Task goal ▸ Convert every line of the listing below into a numbered list, leaving out any blank lines.
====== Input for this task
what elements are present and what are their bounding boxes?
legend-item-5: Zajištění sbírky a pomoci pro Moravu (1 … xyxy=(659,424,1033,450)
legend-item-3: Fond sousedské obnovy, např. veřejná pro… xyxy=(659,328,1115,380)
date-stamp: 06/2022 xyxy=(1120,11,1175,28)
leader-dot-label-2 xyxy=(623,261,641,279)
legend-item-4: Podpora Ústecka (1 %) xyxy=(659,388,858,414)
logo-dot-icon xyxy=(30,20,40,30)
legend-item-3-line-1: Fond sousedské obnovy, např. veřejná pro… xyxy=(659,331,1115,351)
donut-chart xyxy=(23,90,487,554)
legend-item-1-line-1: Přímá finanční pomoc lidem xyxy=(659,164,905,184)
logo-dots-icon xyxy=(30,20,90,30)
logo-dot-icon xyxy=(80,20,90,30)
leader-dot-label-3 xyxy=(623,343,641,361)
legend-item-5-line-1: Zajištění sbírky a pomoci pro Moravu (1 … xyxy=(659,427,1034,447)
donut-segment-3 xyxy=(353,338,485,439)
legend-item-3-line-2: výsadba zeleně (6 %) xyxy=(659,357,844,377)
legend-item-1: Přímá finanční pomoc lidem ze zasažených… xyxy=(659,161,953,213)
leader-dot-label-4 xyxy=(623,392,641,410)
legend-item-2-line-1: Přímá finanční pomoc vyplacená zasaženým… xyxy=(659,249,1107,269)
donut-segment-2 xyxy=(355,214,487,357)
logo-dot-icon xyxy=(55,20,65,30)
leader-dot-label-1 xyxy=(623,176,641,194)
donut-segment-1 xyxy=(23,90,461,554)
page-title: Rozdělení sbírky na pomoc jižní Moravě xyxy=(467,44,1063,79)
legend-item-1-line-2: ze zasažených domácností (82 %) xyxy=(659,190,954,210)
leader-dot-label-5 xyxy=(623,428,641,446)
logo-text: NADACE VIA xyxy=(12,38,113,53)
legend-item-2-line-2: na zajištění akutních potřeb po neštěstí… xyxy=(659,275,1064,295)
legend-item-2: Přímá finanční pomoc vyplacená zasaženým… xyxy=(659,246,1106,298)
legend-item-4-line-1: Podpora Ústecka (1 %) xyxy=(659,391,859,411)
============
Result ▸
1. what elements are present and what are their bounding boxes?
2. legend-item-5: Zajištění sbírky a pomoci pro Moravu (1 … xyxy=(659,424,1033,450)
3. legend-item-3: Fond sousedské obnovy, např. veřejná pro… xyxy=(659,328,1115,380)
4. date-stamp: 06/2022 xyxy=(1120,11,1175,28)
5. leader-dot-label-2 xyxy=(623,261,641,279)
6. legend-item-4: Podpora Ústecka (1 %) xyxy=(659,388,858,414)
7. logo-dot-icon xyxy=(30,20,40,30)
8. legend-item-3-line-1: Fond sousedské obnovy, např. veřejná pro… xyxy=(659,331,1115,351)
9. donut-chart xyxy=(23,90,487,554)
10. legend-item-1-line-1: Přímá finanční pomoc lidem xyxy=(659,164,905,184)
11. logo-dots-icon xyxy=(30,20,90,30)
12. logo-dot-icon xyxy=(80,20,90,30)
13. leader-dot-label-3 xyxy=(623,343,641,361)
14. legend-item-5-line-1: Zajištění sbírky a pomoci pro Moravu (1 … xyxy=(659,427,1034,447)
15. donut-segment-3 xyxy=(353,338,485,439)
16. legend-item-3-line-2: výsadba zeleně (6 %) xyxy=(659,357,844,377)
17. legend-item-1: Přímá finanční pomoc lidem ze zasažených… xyxy=(659,161,953,213)
18. leader-dot-label-4 xyxy=(623,392,641,410)
19. legend-item-2-line-1: Přímá finanční pomoc vyplacená zasaženým… xyxy=(659,249,1107,269)
20. donut-segment-2 xyxy=(355,214,487,357)
21. logo-dot-icon xyxy=(55,20,65,30)
22. leader-dot-label-1 xyxy=(623,176,641,194)
23. donut-segment-1 xyxy=(23,90,461,554)
24. page-title: Rozdělení sbírky na pomoc jižní Moravě xyxy=(467,44,1063,79)
25. legend-item-1-line-2: ze zasažených domácností (82 %) xyxy=(659,190,954,210)
26. leader-dot-label-5 xyxy=(623,428,641,446)
27. logo-text: NADACE VIA xyxy=(12,38,113,53)
28. legend-item-2-line-2: na zajištění akutních potřeb po neštěstí… xyxy=(659,275,1064,295)
29. legend-item-2: Přímá finanční pomoc vyplacená zasaženým… xyxy=(659,246,1106,298)
30. legend-item-4-line-1: Podpora Ústecka (1 %) xyxy=(659,391,859,411)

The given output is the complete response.